§ **Exercise prompt**
Among the entries, which lines carry the string "Koulikoff"? Copy each of them.
-- begin Records shown --
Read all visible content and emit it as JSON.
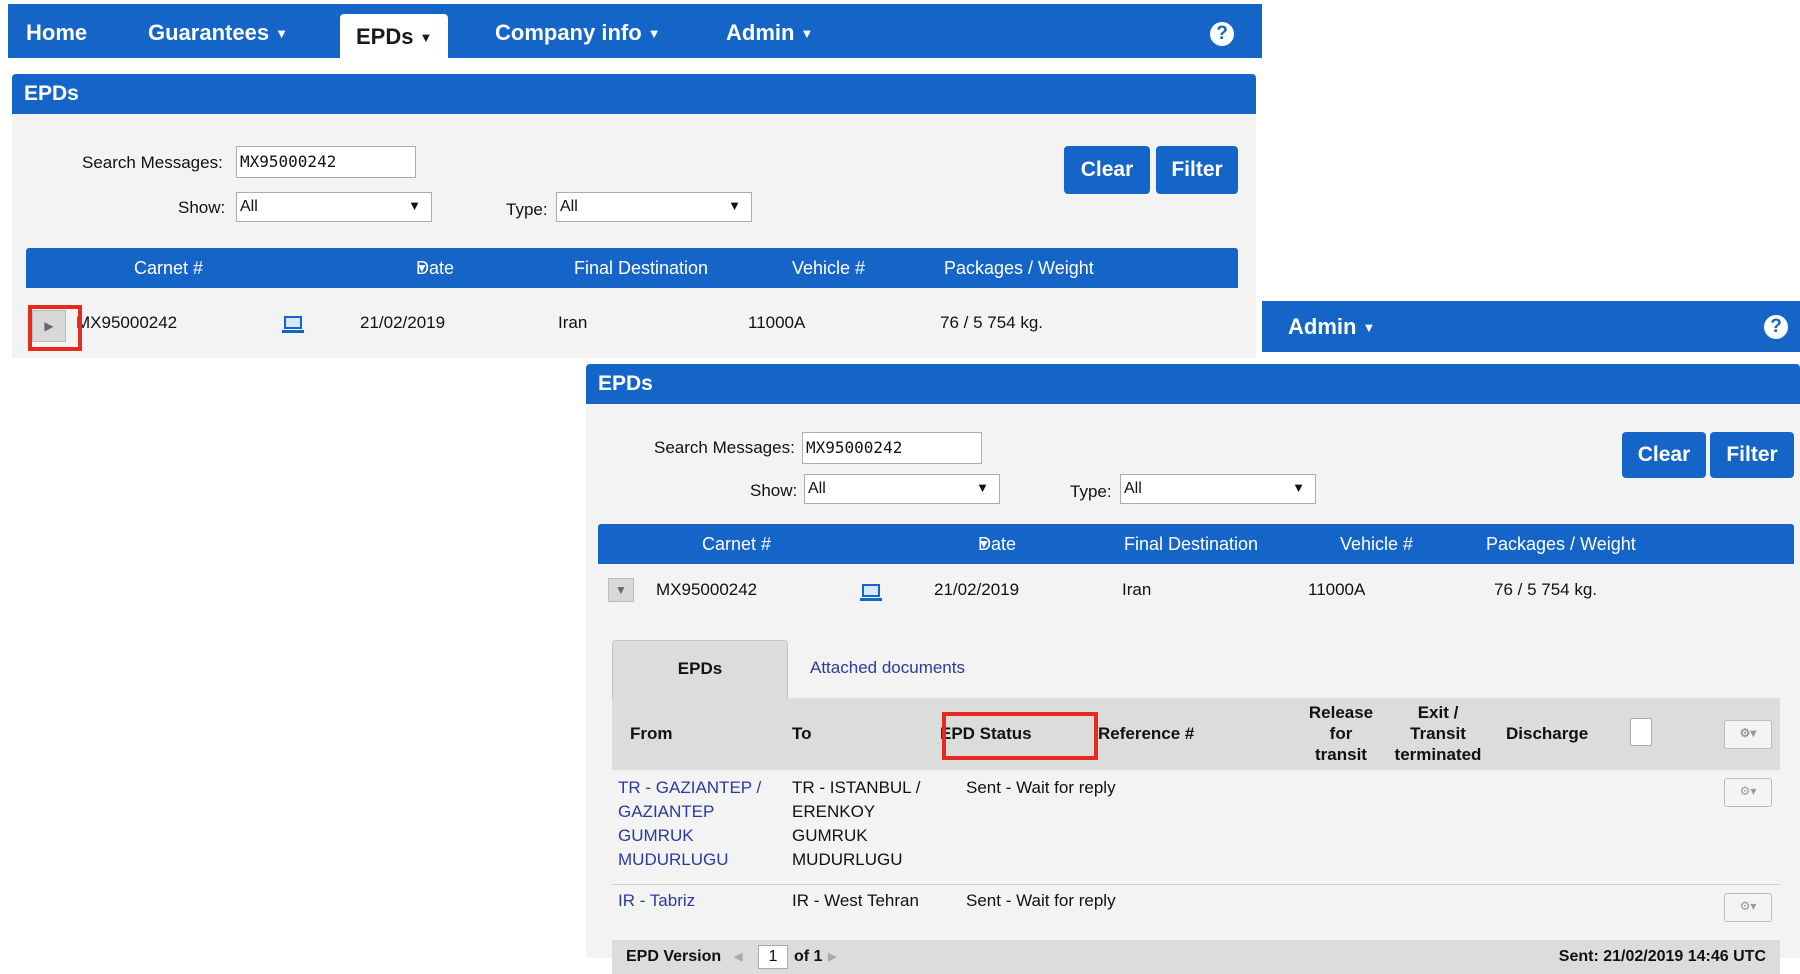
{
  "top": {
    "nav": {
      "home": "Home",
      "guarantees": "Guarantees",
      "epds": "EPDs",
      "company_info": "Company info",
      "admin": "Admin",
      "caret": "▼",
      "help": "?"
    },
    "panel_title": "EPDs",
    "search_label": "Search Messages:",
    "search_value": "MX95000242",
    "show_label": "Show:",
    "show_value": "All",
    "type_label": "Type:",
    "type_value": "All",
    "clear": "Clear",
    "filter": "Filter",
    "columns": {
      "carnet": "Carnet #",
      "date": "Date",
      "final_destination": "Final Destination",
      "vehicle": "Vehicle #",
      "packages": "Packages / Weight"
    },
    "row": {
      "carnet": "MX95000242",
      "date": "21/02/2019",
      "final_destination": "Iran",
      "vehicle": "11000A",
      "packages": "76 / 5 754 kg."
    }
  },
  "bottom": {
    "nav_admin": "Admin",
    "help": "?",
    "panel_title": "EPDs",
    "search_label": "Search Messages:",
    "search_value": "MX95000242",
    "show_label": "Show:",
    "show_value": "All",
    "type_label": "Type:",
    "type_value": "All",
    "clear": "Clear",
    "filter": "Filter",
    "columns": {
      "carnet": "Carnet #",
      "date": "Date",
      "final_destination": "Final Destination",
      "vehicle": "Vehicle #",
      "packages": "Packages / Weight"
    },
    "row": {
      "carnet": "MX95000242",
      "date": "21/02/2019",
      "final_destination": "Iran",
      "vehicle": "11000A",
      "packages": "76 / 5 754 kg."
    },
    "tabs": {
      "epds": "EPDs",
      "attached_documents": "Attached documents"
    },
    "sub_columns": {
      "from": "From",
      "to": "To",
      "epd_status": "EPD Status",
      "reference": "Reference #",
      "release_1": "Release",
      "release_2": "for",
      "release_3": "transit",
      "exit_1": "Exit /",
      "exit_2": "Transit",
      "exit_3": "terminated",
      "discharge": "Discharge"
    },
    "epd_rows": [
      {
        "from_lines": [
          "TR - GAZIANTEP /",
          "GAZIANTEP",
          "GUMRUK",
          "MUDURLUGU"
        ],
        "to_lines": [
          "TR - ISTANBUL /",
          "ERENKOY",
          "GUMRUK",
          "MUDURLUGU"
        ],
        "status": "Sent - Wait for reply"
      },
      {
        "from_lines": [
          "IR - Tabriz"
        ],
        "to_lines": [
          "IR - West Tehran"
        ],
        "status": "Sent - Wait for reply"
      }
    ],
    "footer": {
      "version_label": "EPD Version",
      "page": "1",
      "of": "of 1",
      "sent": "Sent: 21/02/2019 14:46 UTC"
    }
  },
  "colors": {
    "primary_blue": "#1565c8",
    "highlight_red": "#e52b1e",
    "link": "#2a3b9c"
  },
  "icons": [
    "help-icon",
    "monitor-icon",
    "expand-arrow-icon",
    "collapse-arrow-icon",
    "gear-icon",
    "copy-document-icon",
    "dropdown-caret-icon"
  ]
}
-- end Records shown --
-- begin Records shown --
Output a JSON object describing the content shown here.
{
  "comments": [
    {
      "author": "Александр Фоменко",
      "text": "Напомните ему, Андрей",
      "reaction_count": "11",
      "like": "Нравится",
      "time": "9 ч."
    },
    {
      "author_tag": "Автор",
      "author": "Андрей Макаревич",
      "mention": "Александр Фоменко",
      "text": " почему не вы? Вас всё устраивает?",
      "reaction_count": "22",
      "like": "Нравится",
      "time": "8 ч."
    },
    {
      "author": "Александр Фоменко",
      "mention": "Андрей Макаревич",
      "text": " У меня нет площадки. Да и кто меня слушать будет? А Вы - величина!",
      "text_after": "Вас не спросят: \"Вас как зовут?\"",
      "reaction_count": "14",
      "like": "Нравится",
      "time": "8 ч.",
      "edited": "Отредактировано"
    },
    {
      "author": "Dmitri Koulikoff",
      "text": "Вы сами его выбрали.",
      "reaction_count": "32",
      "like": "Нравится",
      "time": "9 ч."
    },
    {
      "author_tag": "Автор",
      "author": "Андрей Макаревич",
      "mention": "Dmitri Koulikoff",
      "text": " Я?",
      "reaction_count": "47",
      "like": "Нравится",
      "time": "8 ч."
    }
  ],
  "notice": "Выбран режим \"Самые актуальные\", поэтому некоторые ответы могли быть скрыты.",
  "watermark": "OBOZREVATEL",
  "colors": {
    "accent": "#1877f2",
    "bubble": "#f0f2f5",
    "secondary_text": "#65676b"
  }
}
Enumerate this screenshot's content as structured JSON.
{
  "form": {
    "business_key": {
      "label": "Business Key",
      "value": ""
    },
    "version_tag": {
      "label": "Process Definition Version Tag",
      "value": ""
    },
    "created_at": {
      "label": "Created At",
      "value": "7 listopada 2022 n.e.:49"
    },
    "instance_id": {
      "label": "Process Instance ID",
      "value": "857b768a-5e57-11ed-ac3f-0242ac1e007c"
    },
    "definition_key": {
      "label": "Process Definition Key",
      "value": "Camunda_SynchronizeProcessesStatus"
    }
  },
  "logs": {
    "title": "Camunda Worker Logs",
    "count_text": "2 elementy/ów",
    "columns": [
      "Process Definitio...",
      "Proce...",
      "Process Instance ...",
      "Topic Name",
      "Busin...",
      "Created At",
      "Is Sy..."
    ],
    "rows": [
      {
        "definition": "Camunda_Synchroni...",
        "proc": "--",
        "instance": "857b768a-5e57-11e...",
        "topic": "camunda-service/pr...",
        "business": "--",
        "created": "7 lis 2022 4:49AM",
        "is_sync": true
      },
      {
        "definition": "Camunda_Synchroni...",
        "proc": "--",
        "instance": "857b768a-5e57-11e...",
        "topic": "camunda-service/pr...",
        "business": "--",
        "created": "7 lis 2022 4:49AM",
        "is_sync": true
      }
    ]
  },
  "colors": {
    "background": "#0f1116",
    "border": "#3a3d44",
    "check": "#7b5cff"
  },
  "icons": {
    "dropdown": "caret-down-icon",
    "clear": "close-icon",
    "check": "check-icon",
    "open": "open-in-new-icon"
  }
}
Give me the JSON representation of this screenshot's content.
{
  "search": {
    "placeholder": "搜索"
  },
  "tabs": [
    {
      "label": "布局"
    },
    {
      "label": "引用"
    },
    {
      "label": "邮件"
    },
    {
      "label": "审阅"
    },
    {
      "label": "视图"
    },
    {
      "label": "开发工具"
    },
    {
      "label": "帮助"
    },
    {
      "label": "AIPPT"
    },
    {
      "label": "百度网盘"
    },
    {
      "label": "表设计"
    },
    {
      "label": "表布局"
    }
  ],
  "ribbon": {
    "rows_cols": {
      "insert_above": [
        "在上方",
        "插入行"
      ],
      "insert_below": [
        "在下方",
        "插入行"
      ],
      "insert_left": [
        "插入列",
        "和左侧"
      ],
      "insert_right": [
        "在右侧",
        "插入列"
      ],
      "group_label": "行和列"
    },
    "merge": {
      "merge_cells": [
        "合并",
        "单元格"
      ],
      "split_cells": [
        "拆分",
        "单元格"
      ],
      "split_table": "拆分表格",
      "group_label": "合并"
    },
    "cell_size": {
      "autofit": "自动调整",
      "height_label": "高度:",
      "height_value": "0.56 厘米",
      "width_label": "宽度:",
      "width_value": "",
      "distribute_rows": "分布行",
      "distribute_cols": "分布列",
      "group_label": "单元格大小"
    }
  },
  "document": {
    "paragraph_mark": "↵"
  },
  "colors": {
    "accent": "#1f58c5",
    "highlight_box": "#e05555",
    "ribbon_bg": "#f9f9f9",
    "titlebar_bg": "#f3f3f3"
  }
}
-- end Records shown --
-- begin Records shown --
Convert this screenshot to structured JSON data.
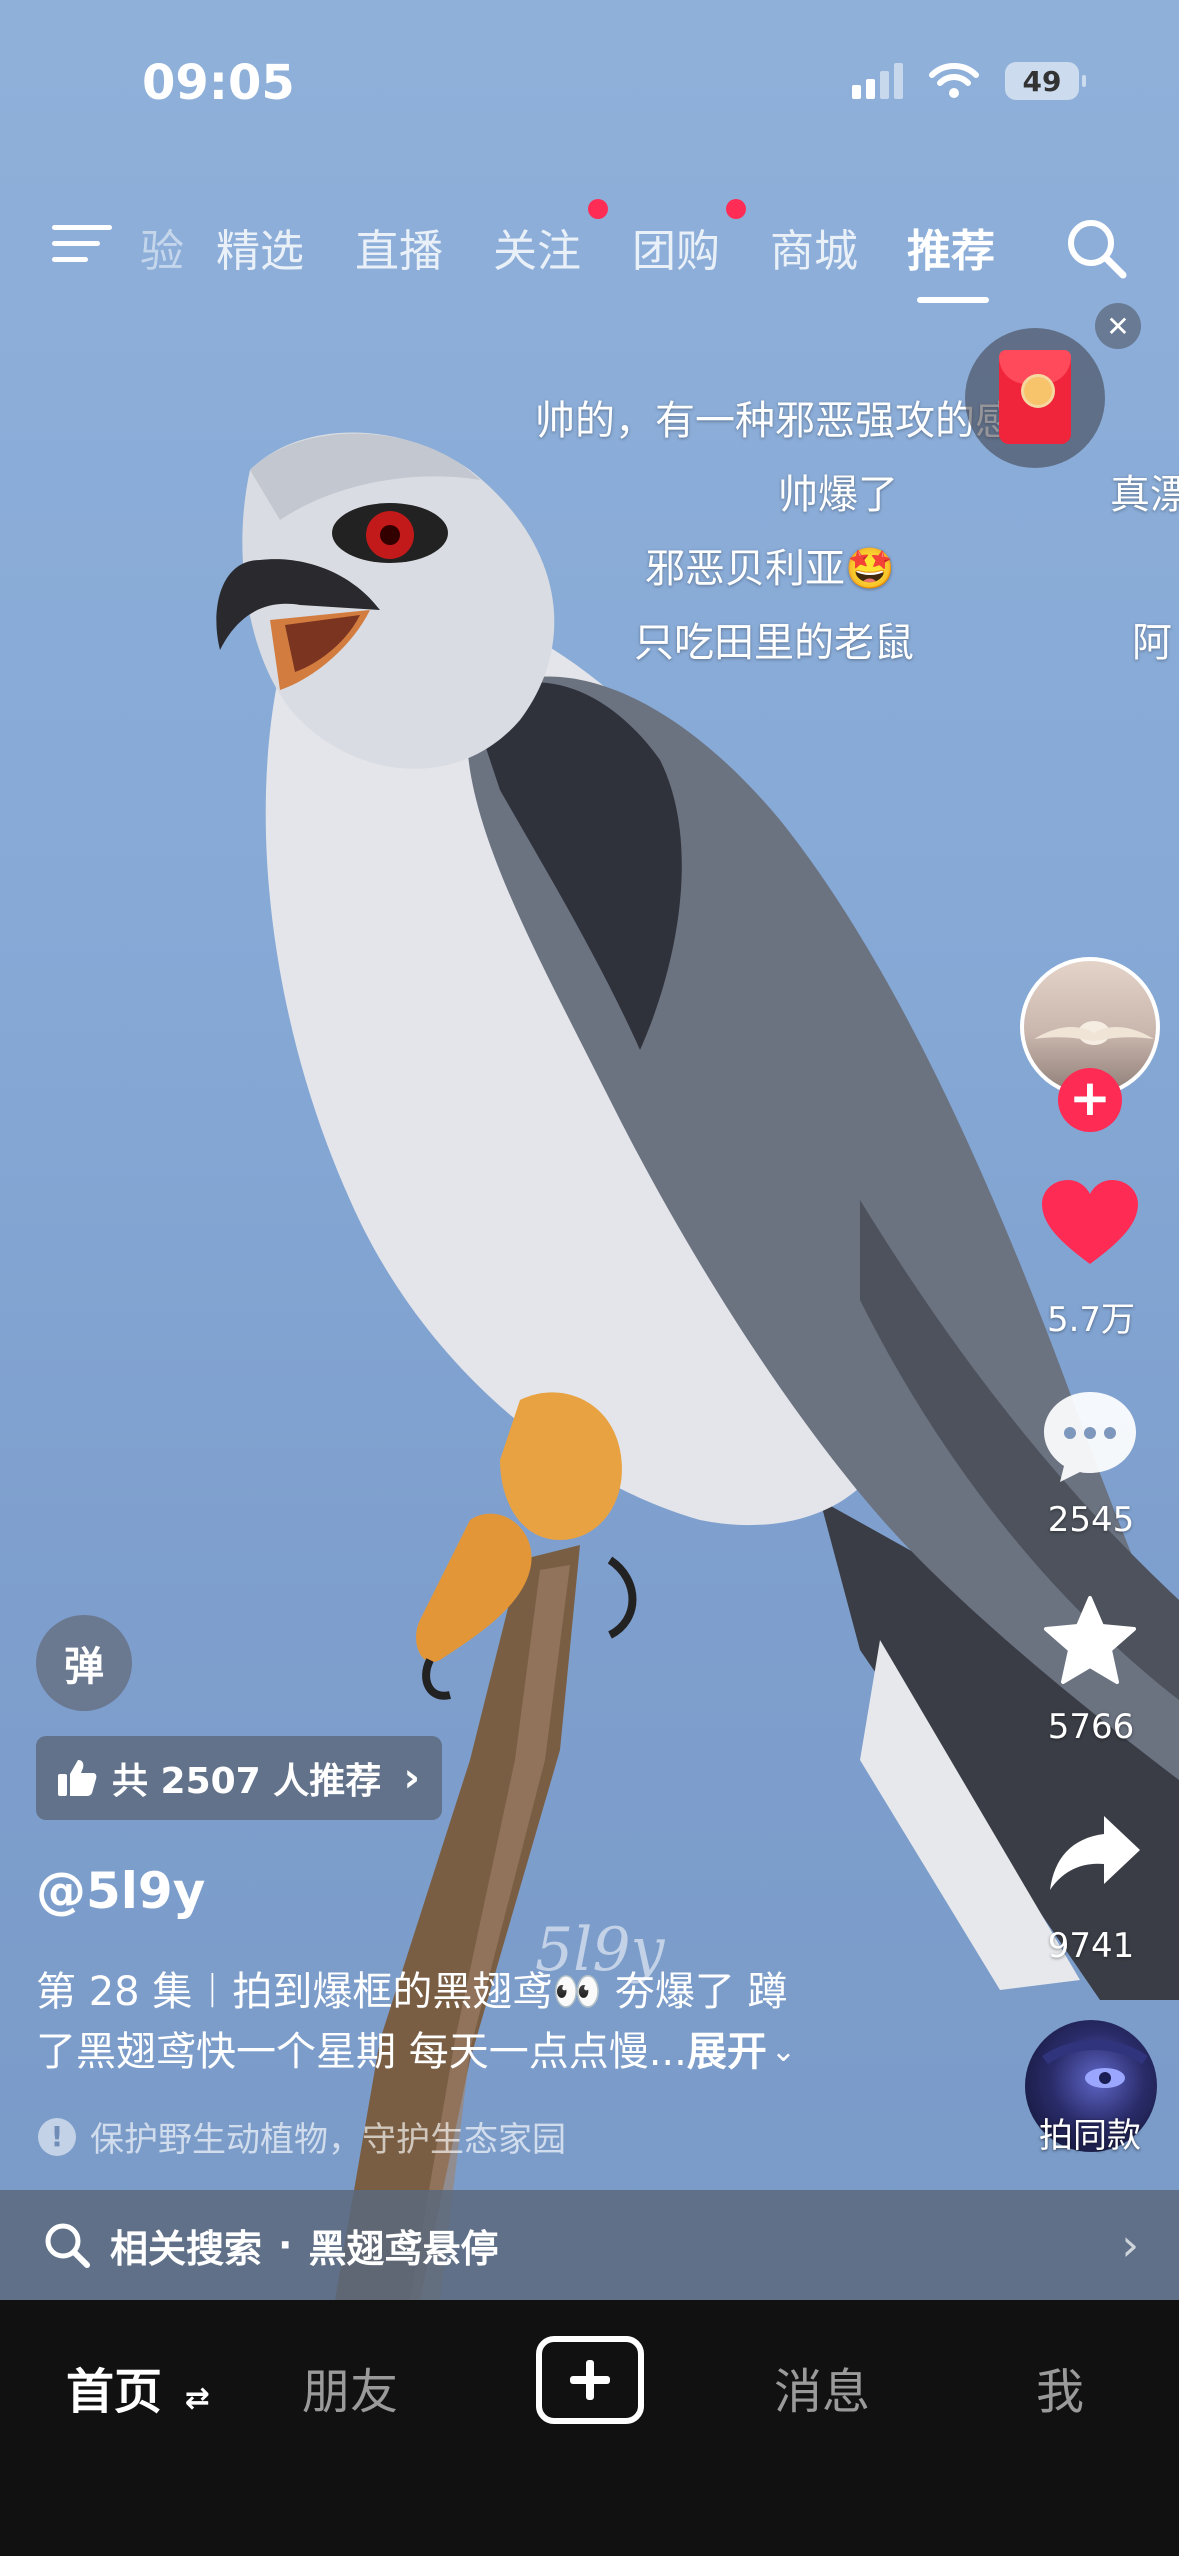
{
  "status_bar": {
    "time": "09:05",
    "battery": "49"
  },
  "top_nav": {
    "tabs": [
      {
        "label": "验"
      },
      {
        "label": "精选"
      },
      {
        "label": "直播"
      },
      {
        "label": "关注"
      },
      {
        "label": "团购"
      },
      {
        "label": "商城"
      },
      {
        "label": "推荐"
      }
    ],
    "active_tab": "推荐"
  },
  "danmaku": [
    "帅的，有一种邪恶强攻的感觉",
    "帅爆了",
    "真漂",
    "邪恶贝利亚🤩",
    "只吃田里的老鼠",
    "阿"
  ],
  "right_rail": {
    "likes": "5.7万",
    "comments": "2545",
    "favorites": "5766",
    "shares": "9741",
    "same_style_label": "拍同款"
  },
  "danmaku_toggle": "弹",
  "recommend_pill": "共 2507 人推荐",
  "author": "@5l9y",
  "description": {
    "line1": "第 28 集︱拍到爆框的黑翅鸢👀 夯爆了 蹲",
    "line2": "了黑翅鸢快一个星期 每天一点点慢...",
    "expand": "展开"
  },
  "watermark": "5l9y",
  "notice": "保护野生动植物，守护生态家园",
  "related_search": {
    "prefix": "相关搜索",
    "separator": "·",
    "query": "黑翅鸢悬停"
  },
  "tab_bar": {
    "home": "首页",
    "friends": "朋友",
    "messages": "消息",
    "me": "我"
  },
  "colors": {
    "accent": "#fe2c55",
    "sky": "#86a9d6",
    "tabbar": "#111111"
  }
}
-- end Records shown --
§ **Answer for the task**
      "author": "Dmitri Koulikoff",
      "mention": "Dmitri Koulikoff",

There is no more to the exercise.